WHAT YOU ARE ASKED TO DO: Set down each record below precisely, skipping the pictures.

GIVEN ENTRIES:
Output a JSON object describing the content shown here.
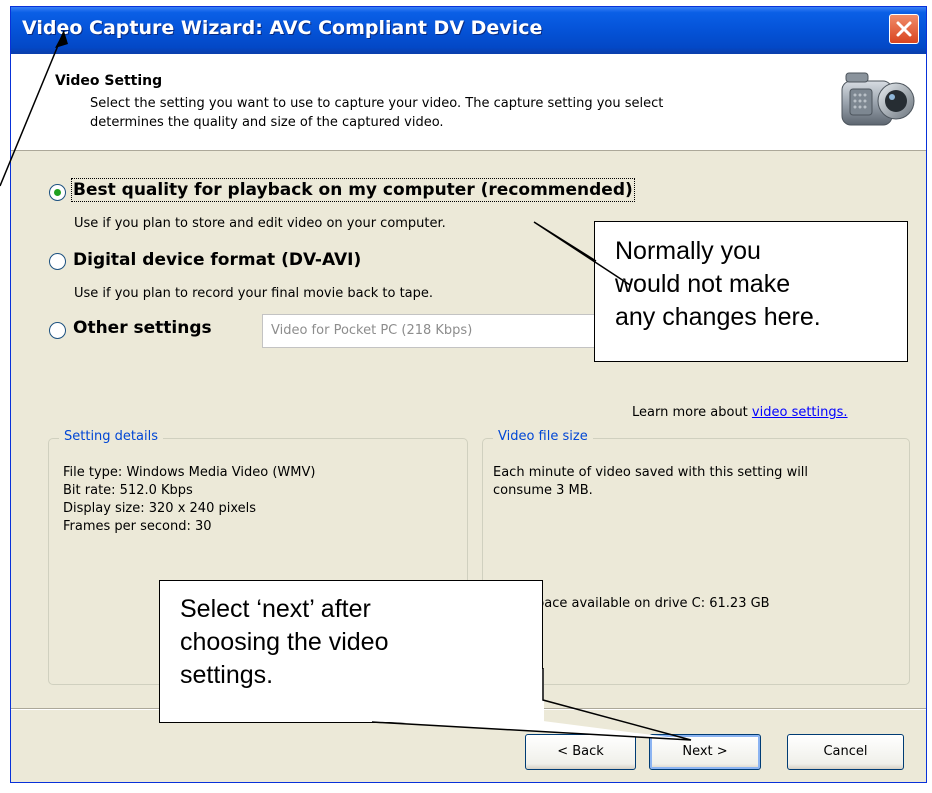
{
  "window": {
    "title": "Video Capture Wizard: AVC Compliant DV Device",
    "icons": {
      "close": "close-icon",
      "camera": "camcorder-icon"
    }
  },
  "header": {
    "title": "Video Setting",
    "description_line1": "Select the setting you want to use to capture your video. The capture setting you select",
    "description_line2": "determines the quality and size of the captured video."
  },
  "options": [
    {
      "label": "Best quality for playback on my computer (recommended)",
      "description": "Use if you plan to store and edit video on your computer.",
      "selected": true
    },
    {
      "label": "Digital device format (DV-AVI)",
      "description": "Use if you plan to record your final movie back to tape.",
      "selected": false
    },
    {
      "label": "Other settings",
      "selected": false
    }
  ],
  "other_settings_select": {
    "value": "Video for Pocket PC (218 Kbps)"
  },
  "learn_more": {
    "prefix": "Learn more about",
    "link": "video settings."
  },
  "setting_details": {
    "legend": "Setting details",
    "lines": [
      "File type: Windows Media Video (WMV)",
      "Bit rate: 512.0 Kbps",
      "Display size: 320 x 240 pixels",
      "Frames per second: 30"
    ]
  },
  "video_file_size": {
    "legend": "Video file size",
    "line1": "Each minute of video saved with this setting  will",
    "line2": "consume 3 MB.",
    "space_text": "pace available on drive C: 61.23 GB"
  },
  "buttons": {
    "back": "< Back",
    "next": "Next >",
    "cancel": "Cancel"
  },
  "callouts": {
    "top": [
      "Normally you",
      "would not make",
      "any changes here."
    ],
    "bottom": [
      "Select ‘next’ after",
      "choosing the video",
      "settings."
    ]
  },
  "colors": {
    "title_bar": "#0553d8",
    "dialog_bg": "#ece9d8",
    "link": "#0000ff",
    "group_legend": "#0046d5",
    "close": "#d94420"
  }
}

EXERCISE RESPONSE:
Output a JSON object describing the content shown here.
{
  "window": {
    "title": "Video Capture Wizard: AVC Compliant DV Device",
    "icons": {
      "close": "close-icon",
      "camera": "camcorder-icon"
    }
  },
  "header": {
    "title": "Video Setting",
    "description_line1": "Select the setting you want to use to capture your video. The capture setting you select",
    "description_line2": "determines the quality and size of the captured video."
  },
  "options": [
    {
      "label": "Best quality for playback on my computer (recommended)",
      "description": "Use if you plan to store and edit video on your computer.",
      "selected": true
    },
    {
      "label": "Digital device format (DV-AVI)",
      "description": "Use if you plan to record your final movie back to tape.",
      "selected": false
    },
    {
      "label": "Other settings",
      "selected": false
    }
  ],
  "other_settings_select": {
    "value": "Video for Pocket PC (218 Kbps)"
  },
  "learn_more": {
    "prefix": "Learn more about",
    "link": "video settings."
  },
  "setting_details": {
    "legend": "Setting details",
    "lines": [
      "File type: Windows Media Video (WMV)",
      "Bit rate: 512.0 Kbps",
      "Display size: 320 x 240 pixels",
      "Frames per second: 30"
    ]
  },
  "video_file_size": {
    "legend": "Video file size",
    "line1": "Each minute of video saved with this setting  will",
    "line2": "consume 3 MB.",
    "space_text": "pace available on drive C: 61.23 GB"
  },
  "buttons": {
    "back": "< Back",
    "next": "Next >",
    "cancel": "Cancel"
  },
  "callouts": {
    "top": [
      "Normally you",
      "would not make",
      "any changes here."
    ],
    "bottom": [
      "Select ‘next’ after",
      "choosing the video",
      "settings."
    ]
  },
  "colors": {
    "title_bar": "#0553d8",
    "dialog_bg": "#ece9d8",
    "link": "#0000ff",
    "group_legend": "#0046d5",
    "close": "#d94420"
  }
}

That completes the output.